▶ [Record extracts]:
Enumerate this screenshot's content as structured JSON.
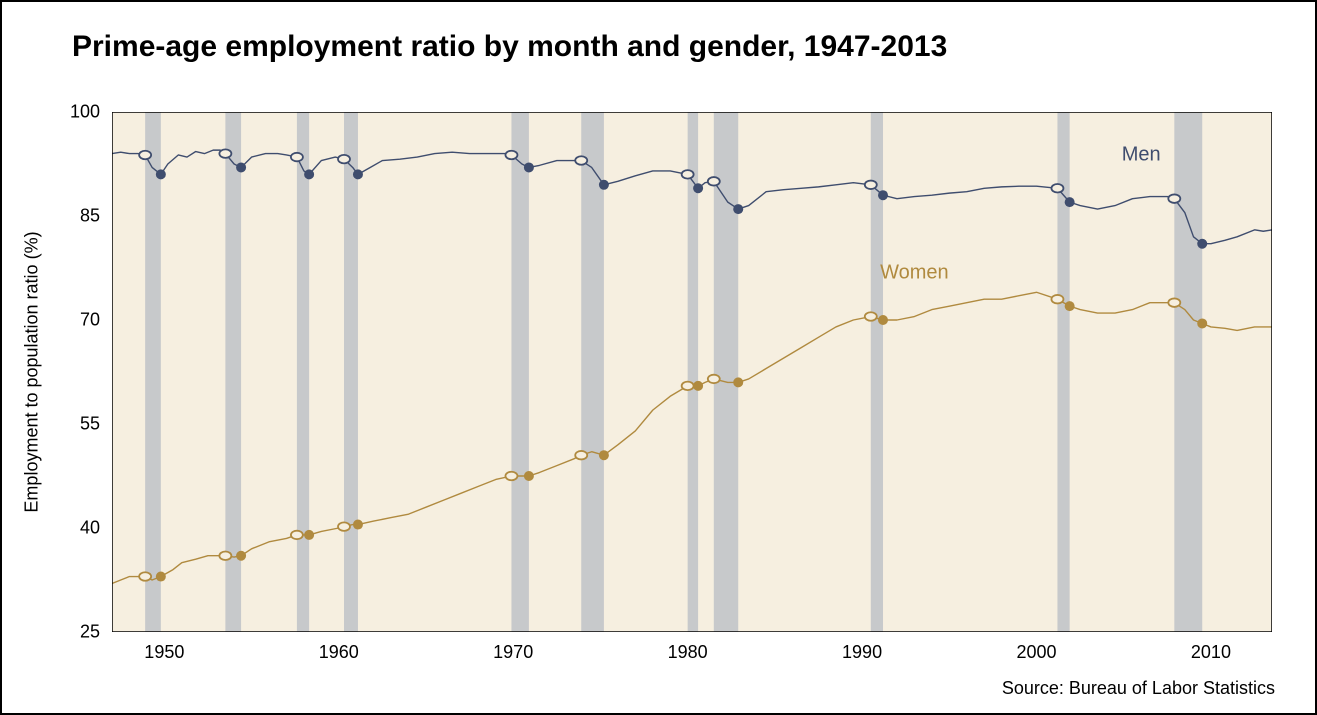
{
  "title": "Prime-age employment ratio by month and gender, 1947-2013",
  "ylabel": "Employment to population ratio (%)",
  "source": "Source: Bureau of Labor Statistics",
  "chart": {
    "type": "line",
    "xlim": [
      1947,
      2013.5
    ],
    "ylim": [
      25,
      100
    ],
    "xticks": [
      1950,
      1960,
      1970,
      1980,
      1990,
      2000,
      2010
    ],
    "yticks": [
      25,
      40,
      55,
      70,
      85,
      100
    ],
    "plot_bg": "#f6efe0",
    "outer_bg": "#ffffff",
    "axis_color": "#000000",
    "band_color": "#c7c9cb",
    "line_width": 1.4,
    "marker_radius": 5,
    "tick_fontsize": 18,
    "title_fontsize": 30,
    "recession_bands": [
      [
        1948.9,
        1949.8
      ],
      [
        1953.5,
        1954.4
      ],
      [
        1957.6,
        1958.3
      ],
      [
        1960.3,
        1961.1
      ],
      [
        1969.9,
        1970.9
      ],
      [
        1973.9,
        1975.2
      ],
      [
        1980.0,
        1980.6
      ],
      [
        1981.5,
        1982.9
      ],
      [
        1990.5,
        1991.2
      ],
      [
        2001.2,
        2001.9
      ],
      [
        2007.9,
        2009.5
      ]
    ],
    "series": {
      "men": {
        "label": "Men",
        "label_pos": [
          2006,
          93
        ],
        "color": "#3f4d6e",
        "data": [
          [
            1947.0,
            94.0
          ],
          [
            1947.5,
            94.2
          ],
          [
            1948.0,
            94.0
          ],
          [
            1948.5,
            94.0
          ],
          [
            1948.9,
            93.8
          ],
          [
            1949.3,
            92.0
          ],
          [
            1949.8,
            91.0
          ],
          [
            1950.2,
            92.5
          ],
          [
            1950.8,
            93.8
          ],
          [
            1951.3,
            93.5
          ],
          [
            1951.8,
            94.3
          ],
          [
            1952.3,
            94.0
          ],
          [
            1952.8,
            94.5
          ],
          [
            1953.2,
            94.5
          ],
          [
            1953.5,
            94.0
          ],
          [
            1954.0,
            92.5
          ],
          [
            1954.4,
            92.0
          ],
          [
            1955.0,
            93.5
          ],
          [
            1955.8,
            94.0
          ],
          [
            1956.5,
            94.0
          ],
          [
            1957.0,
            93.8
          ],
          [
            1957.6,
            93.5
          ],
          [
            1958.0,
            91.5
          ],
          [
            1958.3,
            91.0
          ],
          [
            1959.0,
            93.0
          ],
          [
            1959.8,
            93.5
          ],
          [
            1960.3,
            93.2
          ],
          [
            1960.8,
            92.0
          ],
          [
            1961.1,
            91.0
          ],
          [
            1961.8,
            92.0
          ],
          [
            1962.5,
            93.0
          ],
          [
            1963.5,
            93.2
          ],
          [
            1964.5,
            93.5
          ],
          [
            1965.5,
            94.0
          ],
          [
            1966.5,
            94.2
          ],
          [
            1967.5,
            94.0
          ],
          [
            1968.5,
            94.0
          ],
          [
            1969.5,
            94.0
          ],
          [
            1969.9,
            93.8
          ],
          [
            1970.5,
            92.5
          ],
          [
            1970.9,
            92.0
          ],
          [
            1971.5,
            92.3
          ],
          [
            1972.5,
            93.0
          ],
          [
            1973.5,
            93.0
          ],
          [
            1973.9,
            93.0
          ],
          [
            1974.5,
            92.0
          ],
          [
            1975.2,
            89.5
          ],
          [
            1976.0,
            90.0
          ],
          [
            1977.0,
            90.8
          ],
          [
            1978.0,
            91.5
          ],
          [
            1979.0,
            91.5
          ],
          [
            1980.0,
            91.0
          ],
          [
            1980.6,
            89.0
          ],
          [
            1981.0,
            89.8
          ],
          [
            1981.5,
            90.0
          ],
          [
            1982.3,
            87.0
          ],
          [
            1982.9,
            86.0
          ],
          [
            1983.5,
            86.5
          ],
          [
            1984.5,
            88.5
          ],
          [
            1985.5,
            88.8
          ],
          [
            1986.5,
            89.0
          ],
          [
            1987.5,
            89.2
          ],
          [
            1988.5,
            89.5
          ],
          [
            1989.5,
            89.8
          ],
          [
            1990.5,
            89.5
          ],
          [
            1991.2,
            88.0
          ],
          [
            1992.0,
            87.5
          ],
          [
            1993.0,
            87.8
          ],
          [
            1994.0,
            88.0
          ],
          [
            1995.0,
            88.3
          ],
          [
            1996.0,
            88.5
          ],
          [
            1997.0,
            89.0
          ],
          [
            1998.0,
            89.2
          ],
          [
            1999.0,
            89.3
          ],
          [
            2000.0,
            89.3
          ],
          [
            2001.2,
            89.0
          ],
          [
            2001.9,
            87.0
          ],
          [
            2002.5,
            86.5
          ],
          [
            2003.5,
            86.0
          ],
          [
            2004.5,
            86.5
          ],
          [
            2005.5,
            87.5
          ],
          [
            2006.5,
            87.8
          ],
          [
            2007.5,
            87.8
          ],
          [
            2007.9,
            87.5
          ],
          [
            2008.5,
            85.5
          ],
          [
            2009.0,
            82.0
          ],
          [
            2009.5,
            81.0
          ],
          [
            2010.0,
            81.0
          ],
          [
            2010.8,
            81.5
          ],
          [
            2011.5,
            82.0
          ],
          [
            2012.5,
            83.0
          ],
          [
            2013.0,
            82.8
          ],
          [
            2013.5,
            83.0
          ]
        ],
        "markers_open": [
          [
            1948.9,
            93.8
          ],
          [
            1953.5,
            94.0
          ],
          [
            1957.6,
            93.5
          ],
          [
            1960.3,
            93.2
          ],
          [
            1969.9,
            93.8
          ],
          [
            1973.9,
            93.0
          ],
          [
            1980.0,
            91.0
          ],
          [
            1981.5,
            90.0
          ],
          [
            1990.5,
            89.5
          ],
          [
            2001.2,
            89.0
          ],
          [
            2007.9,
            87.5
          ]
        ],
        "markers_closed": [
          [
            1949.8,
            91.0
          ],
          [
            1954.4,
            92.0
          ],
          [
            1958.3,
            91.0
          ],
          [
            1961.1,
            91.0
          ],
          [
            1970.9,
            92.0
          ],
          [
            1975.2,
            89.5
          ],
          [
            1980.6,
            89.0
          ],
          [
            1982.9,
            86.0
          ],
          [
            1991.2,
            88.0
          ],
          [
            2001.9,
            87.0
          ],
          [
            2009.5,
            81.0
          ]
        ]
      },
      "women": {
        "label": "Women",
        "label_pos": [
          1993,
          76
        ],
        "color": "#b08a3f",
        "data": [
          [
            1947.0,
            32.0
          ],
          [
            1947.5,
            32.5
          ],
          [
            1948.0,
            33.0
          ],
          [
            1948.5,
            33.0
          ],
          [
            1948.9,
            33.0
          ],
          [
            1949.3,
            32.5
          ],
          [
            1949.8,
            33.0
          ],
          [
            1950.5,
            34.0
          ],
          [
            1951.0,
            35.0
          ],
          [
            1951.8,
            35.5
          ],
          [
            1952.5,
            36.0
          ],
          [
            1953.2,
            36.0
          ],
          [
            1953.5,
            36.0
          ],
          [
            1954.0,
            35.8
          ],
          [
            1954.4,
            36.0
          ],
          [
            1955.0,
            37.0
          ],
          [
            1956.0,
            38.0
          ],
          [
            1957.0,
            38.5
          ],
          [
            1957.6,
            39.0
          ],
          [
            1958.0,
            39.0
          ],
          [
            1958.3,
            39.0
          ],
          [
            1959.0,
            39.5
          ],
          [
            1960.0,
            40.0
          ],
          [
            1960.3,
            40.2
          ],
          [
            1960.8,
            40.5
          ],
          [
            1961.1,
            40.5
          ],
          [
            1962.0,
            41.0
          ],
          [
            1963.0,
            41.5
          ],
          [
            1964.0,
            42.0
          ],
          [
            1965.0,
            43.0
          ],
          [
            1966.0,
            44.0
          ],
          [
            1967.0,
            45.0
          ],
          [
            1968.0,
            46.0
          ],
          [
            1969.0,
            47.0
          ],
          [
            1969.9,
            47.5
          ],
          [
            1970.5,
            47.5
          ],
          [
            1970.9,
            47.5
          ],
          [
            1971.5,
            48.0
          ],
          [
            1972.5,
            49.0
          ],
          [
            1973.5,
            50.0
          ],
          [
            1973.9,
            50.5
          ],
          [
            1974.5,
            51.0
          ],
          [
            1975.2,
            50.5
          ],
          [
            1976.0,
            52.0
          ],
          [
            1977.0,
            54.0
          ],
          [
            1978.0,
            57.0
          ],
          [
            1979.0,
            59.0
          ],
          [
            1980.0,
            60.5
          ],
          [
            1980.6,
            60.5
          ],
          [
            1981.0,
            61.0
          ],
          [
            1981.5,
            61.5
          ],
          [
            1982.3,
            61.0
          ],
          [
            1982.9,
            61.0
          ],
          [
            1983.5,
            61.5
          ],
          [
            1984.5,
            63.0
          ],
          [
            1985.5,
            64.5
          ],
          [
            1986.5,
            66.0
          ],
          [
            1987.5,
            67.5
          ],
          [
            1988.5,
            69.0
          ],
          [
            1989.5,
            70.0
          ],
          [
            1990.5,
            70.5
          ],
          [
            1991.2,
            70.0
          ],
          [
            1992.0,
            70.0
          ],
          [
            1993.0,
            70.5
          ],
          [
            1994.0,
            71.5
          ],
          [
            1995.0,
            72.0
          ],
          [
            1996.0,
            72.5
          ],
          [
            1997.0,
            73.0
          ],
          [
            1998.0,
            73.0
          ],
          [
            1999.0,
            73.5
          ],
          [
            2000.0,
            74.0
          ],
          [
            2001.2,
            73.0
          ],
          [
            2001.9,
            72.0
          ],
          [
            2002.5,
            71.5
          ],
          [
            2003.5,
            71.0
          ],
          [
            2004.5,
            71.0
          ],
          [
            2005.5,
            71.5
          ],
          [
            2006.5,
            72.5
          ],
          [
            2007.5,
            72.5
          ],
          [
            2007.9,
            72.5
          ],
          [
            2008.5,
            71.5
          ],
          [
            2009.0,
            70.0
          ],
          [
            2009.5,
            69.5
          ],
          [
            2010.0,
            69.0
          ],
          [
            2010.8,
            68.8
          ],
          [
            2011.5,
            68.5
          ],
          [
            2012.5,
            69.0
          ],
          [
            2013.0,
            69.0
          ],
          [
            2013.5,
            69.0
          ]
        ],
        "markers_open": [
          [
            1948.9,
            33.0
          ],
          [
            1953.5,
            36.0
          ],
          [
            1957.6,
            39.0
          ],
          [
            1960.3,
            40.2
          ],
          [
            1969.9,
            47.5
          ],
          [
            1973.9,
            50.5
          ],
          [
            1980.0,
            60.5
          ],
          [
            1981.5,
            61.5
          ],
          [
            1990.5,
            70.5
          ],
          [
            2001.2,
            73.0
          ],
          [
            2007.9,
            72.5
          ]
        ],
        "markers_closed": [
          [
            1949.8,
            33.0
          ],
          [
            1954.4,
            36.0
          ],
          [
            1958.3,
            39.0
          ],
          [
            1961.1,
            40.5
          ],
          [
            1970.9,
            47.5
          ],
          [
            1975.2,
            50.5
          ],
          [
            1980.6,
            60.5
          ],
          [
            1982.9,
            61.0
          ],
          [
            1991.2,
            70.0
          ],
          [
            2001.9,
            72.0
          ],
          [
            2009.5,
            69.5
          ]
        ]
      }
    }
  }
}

...

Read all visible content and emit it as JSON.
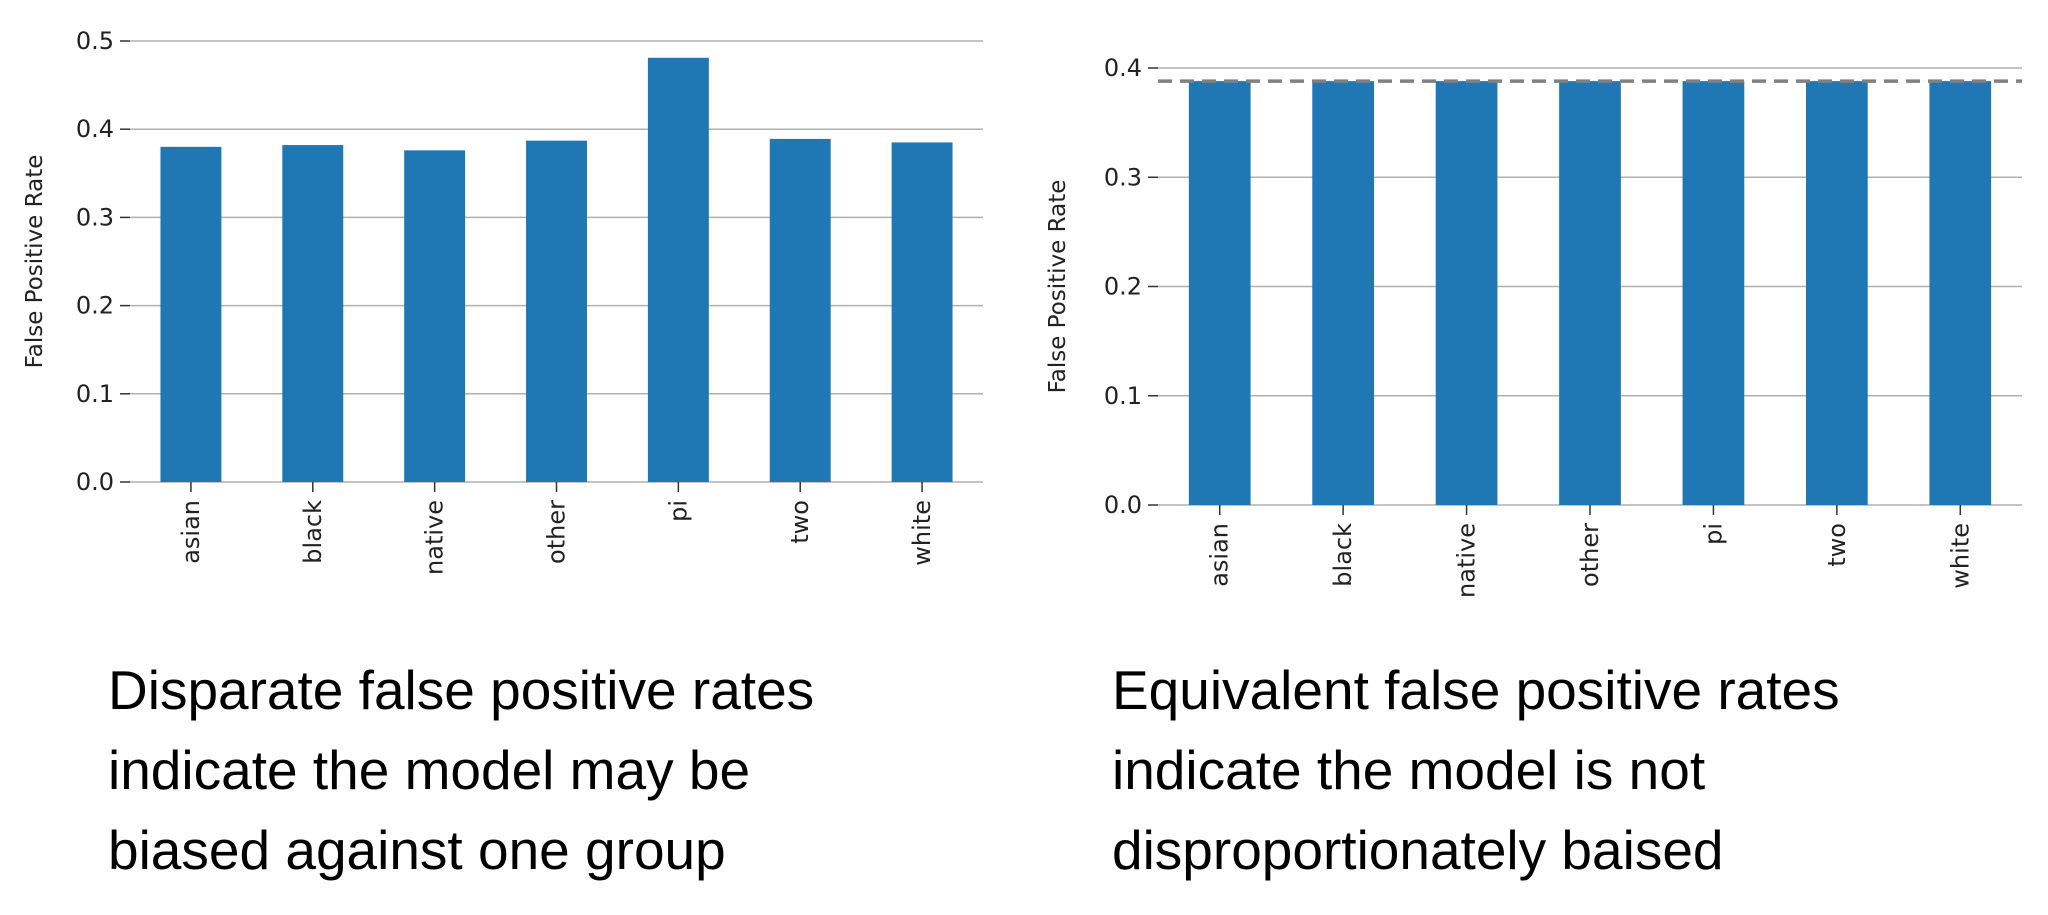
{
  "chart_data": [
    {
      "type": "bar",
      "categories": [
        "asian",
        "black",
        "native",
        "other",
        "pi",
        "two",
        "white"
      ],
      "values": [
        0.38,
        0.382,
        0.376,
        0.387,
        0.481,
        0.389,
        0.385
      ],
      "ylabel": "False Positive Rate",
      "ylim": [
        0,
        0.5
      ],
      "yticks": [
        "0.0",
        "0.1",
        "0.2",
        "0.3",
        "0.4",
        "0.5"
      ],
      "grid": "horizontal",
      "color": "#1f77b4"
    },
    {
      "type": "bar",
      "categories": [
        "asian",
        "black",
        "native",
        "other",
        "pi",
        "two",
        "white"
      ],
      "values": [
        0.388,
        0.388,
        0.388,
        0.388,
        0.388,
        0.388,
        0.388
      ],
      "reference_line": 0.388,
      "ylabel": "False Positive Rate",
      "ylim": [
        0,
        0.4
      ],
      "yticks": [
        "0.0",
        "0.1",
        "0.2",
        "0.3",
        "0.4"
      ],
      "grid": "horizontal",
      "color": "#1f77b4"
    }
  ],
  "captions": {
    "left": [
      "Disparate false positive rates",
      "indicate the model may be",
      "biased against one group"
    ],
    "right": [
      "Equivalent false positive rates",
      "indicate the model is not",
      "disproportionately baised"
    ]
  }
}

▶ [Directions for this task]: Scan the material for lines with the word "content", and copy each line you find.

▶ [Written reply]:
Enumerate this screenshot's content as structured JSON.
Read all visible content and emit it as JSON.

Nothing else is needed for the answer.